(Dataset excerpt)
'''

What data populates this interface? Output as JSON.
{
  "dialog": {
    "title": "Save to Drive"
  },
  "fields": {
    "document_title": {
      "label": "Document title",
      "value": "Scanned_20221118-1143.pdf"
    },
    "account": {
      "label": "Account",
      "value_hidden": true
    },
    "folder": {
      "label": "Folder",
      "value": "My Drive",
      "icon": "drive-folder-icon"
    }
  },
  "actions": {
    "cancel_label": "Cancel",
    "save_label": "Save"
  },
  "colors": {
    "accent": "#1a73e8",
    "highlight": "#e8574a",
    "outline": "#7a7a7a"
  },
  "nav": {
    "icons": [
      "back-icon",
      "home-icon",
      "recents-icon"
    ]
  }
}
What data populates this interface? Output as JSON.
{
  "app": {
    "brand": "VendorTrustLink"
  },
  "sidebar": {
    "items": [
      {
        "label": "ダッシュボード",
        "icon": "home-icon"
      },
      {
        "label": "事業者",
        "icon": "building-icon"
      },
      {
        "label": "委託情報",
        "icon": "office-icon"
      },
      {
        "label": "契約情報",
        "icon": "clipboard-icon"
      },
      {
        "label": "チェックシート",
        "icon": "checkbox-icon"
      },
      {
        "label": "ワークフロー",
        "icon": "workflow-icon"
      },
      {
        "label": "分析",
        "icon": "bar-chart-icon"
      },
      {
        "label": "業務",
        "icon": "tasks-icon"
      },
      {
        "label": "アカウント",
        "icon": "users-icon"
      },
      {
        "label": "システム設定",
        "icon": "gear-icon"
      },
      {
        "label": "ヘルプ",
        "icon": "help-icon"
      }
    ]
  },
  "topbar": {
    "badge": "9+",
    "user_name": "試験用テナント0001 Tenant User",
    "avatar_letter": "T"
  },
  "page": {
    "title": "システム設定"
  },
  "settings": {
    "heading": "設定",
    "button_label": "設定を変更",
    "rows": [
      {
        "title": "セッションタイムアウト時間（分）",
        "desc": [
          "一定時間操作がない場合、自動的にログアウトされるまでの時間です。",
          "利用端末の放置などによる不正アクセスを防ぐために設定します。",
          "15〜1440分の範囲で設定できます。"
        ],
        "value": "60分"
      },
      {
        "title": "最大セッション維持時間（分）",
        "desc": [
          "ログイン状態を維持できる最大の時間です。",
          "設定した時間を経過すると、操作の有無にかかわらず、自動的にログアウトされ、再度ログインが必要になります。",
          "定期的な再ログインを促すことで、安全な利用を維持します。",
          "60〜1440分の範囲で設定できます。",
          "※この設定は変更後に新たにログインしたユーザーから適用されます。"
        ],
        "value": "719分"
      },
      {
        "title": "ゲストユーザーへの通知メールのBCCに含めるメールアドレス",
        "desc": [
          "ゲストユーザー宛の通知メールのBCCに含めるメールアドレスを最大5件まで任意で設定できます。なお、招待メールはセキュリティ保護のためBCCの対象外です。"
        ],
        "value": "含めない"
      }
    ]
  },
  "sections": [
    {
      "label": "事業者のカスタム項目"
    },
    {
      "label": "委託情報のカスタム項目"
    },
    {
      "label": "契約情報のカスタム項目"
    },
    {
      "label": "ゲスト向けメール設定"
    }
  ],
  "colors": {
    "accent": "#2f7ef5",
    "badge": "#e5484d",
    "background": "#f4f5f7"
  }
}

'''
'''

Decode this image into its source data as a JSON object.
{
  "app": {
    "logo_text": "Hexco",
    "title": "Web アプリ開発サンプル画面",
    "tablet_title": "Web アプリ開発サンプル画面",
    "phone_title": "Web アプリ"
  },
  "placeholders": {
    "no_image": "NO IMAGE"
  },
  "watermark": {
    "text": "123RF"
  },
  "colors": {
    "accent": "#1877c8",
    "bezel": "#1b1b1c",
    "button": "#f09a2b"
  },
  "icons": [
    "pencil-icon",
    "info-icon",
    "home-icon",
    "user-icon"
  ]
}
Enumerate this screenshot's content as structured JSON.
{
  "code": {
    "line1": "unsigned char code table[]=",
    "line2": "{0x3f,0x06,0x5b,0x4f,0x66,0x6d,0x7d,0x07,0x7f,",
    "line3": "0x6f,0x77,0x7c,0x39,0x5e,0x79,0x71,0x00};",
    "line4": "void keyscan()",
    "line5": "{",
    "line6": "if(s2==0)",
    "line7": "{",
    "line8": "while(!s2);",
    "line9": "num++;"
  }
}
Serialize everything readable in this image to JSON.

'''
'''

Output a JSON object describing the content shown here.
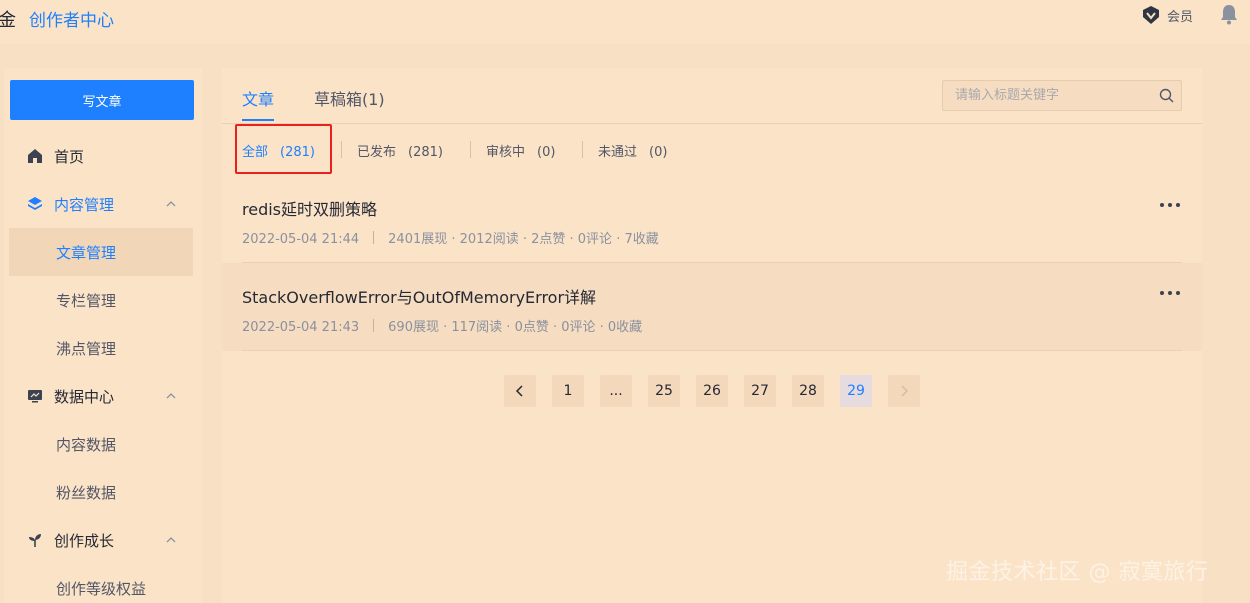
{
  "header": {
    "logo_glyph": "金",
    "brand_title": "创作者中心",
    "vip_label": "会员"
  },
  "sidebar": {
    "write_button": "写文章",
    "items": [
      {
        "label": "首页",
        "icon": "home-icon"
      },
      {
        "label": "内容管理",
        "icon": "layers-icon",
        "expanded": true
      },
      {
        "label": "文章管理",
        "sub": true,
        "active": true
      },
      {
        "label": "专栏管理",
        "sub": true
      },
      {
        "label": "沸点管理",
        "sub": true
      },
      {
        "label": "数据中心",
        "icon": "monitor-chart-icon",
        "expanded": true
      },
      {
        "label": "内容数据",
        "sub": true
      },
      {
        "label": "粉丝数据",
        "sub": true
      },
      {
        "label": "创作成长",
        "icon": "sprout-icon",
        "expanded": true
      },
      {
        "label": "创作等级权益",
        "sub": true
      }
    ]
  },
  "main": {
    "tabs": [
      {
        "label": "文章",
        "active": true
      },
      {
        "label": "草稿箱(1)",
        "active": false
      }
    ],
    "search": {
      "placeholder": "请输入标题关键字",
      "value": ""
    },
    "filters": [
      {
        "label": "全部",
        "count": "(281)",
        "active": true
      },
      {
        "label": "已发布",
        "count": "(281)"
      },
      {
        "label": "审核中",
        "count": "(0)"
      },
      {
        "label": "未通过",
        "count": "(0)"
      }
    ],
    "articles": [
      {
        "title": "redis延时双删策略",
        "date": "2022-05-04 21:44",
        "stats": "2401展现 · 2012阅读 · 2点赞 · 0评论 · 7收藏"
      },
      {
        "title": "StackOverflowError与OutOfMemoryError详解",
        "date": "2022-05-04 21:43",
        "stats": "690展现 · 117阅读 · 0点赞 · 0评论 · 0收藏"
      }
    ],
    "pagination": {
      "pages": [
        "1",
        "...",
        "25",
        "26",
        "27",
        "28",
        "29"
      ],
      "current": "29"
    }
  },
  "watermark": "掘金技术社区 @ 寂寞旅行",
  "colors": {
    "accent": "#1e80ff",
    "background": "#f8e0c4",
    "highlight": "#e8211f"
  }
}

'''

### [What the task requires]
Look back at the entries above. Retype the line with "Decode this image", the line with "Serialize everything readable", and all lines in between.

### [Solution]
Decode this image into its source data as a JSON object.
{
  "app": {
    "logo_text": "Hexco",
    "title": "Web アプリ開発サンプル画面",
    "tablet_title": "Web アプリ開発サンプル画面",
    "phone_title": "Web アプリ"
  },
  "placeholders": {
    "no_image": "NO IMAGE"
  },
  "watermark": {
    "text": "123RF"
  },
  "colors": {
    "accent": "#1877c8",
    "bezel": "#1b1b1c",
    "button": "#f09a2b"
  },
  "icons": [
    "pencil-icon",
    "info-icon",
    "home-icon",
    "user-icon"
  ]
}
Enumerate this screenshot's content as structured JSON.
{
  "code": {
    "line1": "unsigned char code table[]=",
    "line2": "{0x3f,0x06,0x5b,0x4f,0x66,0x6d,0x7d,0x07,0x7f,",
    "line3": "0x6f,0x77,0x7c,0x39,0x5e,0x79,0x71,0x00};",
    "line4": "void keyscan()",
    "line5": "{",
    "line6": "if(s2==0)",
    "line7": "{",
    "line8": "while(!s2);",
    "line9": "num++;"
  }
}
Serialize everything readable in this image to JSON.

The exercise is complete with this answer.